===== ITEMS =====
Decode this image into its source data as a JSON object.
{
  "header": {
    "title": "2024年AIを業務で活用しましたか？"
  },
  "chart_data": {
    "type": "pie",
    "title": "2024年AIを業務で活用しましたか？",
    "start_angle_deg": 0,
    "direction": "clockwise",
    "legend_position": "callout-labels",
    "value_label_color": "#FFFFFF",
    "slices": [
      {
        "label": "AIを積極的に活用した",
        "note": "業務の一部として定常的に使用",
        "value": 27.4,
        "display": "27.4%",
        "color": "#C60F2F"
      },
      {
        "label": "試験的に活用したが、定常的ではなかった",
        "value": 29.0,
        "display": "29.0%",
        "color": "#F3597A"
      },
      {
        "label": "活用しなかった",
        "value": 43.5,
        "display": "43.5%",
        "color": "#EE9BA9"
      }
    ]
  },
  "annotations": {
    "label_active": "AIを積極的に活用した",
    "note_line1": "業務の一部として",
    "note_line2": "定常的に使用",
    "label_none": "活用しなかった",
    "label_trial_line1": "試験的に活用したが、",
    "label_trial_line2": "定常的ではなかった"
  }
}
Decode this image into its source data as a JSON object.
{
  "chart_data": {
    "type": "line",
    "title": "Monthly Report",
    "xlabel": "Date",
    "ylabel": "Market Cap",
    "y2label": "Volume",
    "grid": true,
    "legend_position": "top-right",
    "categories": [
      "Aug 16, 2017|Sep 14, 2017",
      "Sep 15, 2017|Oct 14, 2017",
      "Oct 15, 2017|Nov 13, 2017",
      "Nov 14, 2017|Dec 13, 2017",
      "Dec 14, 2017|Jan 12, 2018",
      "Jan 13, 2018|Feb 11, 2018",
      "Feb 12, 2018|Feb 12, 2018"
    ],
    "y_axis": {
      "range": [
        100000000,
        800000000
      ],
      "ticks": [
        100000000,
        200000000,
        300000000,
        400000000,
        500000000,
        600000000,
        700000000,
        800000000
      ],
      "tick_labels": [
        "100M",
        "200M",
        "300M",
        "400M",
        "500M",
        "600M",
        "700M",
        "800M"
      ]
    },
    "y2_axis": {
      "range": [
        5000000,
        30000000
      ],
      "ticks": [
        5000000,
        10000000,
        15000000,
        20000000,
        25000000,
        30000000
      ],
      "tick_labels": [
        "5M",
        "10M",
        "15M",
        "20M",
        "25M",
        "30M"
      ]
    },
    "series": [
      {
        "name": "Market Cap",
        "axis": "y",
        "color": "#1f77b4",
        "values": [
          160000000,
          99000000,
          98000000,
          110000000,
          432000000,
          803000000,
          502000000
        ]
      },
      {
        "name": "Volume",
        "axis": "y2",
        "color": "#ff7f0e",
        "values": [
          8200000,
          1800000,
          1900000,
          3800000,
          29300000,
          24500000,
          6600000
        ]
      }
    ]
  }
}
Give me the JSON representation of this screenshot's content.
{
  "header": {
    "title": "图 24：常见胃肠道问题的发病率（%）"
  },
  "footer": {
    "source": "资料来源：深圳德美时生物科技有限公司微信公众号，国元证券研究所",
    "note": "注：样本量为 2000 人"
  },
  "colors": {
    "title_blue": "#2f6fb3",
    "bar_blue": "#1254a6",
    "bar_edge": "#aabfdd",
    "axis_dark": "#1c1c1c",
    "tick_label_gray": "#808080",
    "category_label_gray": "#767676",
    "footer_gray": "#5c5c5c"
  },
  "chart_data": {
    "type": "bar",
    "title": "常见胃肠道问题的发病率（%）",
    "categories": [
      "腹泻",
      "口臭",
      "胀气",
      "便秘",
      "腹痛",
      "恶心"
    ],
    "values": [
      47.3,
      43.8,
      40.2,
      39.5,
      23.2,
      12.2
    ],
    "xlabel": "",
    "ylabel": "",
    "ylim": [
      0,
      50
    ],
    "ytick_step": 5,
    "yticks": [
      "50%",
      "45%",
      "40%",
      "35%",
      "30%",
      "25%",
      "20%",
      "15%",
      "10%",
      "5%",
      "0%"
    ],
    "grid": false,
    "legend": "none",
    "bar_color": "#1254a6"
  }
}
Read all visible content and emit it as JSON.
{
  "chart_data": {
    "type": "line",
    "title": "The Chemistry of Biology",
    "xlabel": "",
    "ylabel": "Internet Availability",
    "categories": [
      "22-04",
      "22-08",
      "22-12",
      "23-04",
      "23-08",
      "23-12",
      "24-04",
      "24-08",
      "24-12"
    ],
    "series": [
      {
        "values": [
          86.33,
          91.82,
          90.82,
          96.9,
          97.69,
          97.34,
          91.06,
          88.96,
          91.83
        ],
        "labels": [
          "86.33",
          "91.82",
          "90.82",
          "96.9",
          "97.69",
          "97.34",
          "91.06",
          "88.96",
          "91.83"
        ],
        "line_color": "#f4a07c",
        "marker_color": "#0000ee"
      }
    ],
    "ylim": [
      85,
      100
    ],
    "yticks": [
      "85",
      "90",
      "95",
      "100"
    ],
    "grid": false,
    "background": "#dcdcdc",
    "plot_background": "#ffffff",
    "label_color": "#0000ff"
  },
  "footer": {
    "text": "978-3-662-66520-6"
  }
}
=====
## PROBLEM STATEMENT
Pull out all lines containing the word "試験的に活用したが" from the entries above.

## SOLVED PROBLEM
        "label": "試験的に活用したが、定常的ではなかった",
    "label_trial_line1": "試験的に活用したが、",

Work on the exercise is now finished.